### TASK DIRECTIONS
Exclude the pictures, then repeat the remaining data exactly.

### Collection entries
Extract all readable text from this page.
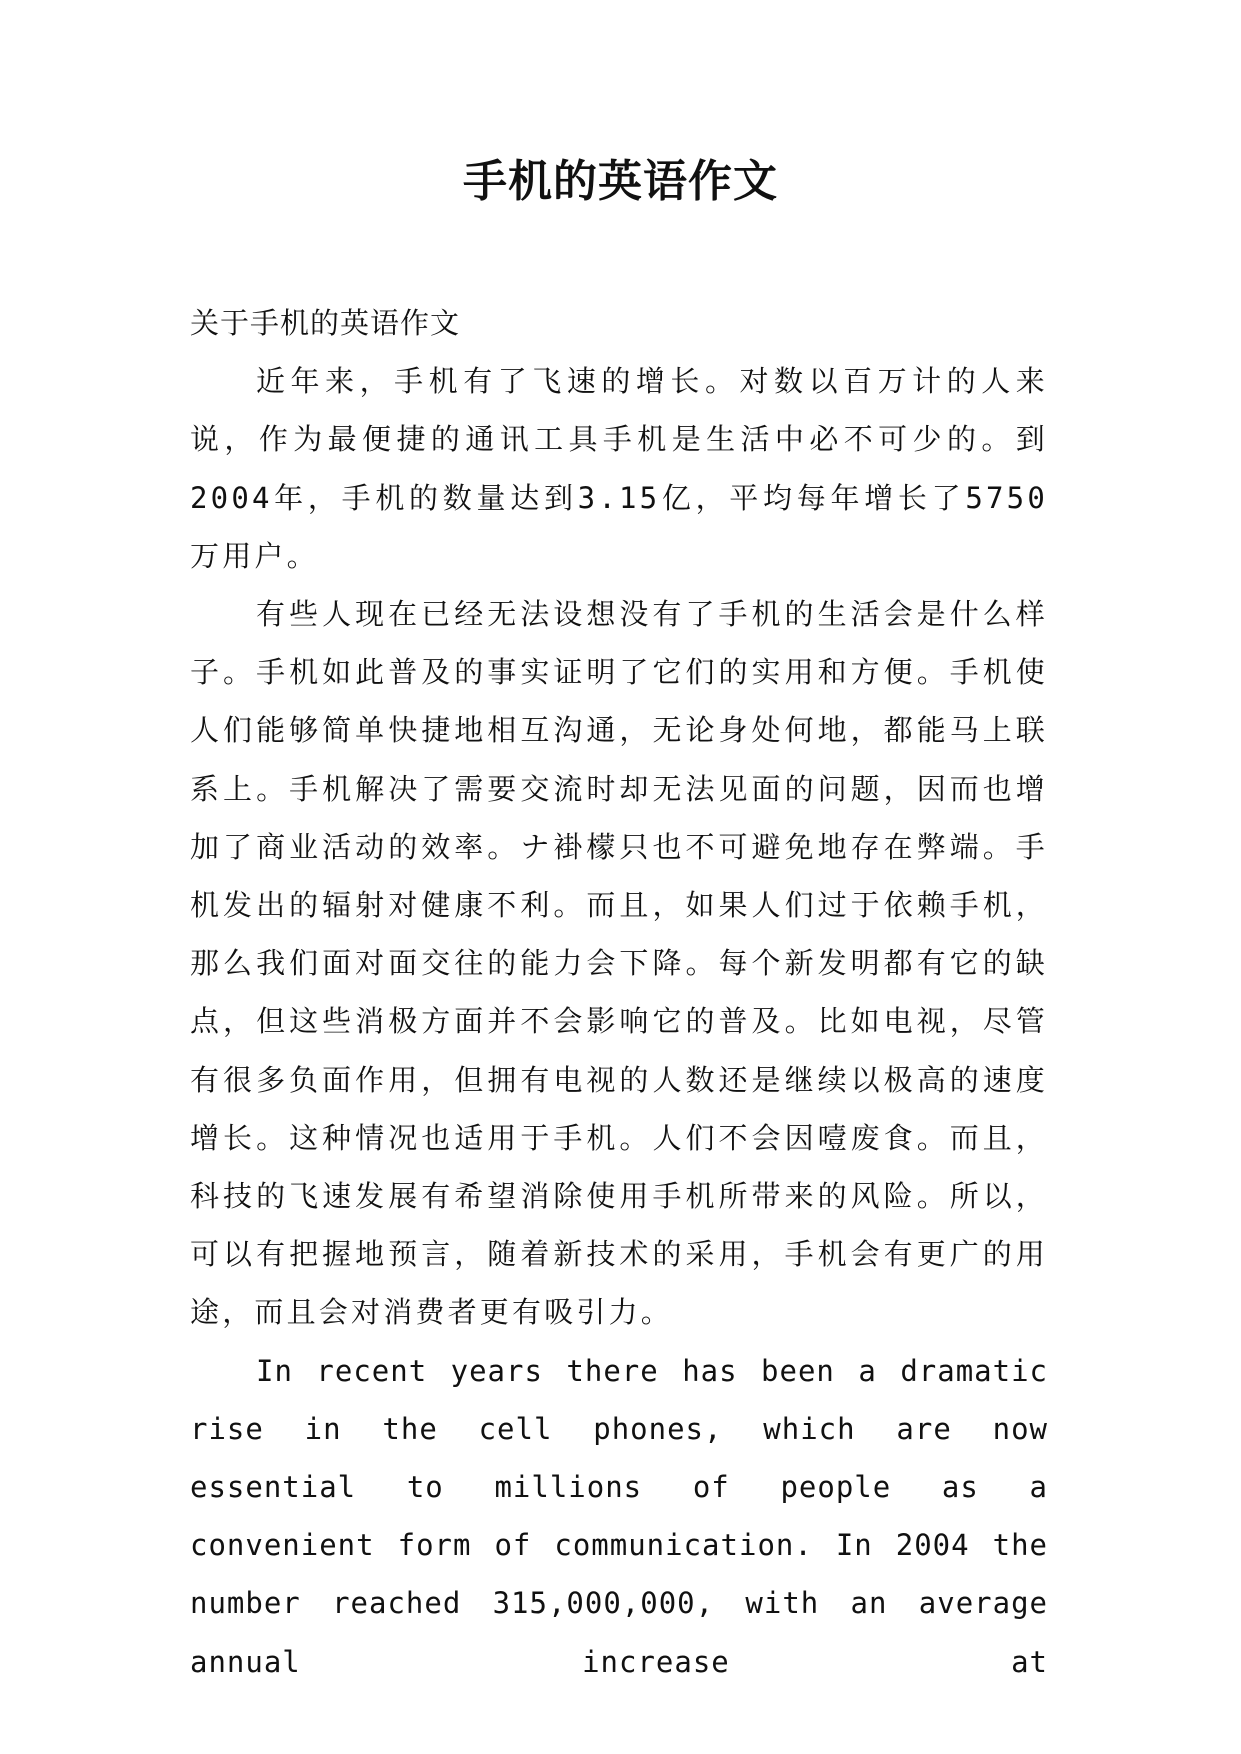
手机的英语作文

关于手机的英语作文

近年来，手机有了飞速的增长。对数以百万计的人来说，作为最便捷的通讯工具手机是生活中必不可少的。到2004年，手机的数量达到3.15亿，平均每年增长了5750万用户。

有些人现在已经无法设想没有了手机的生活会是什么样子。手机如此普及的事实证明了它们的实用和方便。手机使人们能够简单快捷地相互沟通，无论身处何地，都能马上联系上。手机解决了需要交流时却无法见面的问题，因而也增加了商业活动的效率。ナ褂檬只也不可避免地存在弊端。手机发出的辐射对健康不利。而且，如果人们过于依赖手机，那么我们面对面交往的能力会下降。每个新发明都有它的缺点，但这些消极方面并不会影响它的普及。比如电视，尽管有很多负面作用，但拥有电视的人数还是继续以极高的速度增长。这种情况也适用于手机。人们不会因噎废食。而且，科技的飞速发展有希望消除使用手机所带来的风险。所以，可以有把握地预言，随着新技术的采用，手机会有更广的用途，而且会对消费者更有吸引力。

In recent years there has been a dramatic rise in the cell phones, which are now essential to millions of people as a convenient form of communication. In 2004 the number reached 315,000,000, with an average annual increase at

### SOLUTION FOR THIS TASK
Extract all readable text from this page.
手机的英语作文

关于手机的英语作文

近年来，手机有了飞速的增长。对数以百万计的人来说，作为最便捷的通讯工具手机是生活中必不可少的。到2004年，手机的数量达到3.15亿，平均每年增长了5750万用户。

有些人现在已经无法设想没有了手机的生活会是什么样子。手机如此普及的事实证明了它们的实用和方便。手机使人们能够简单快捷地相互沟通，无论身处何地，都能马上联系上。手机解决了需要交流时却无法见面的问题，因而也增加了商业活动的效率。ナ褂檬只也不可避免地存在弊端。手机发出的辐射对健康不利。而且，如果人们过于依赖手机，那么我们面对面交往的能力会下降。每个新发明都有它的缺点，但这些消极方面并不会影响它的普及。比如电视，尽管有很多负面作用，但拥有电视的人数还是继续以极高的速度增长。这种情况也适用于手机。人们不会因噎废食。而且，科技的飞速发展有希望消除使用手机所带来的风险。所以，可以有把握地预言，随着新技术的采用，手机会有更广的用途，而且会对消费者更有吸引力。

In recent years there has been a dramatic rise in the cell phones, which are now essential to millions of people as a convenient form of communication. In 2004 the number reached 315,000,000, with an average annual increase at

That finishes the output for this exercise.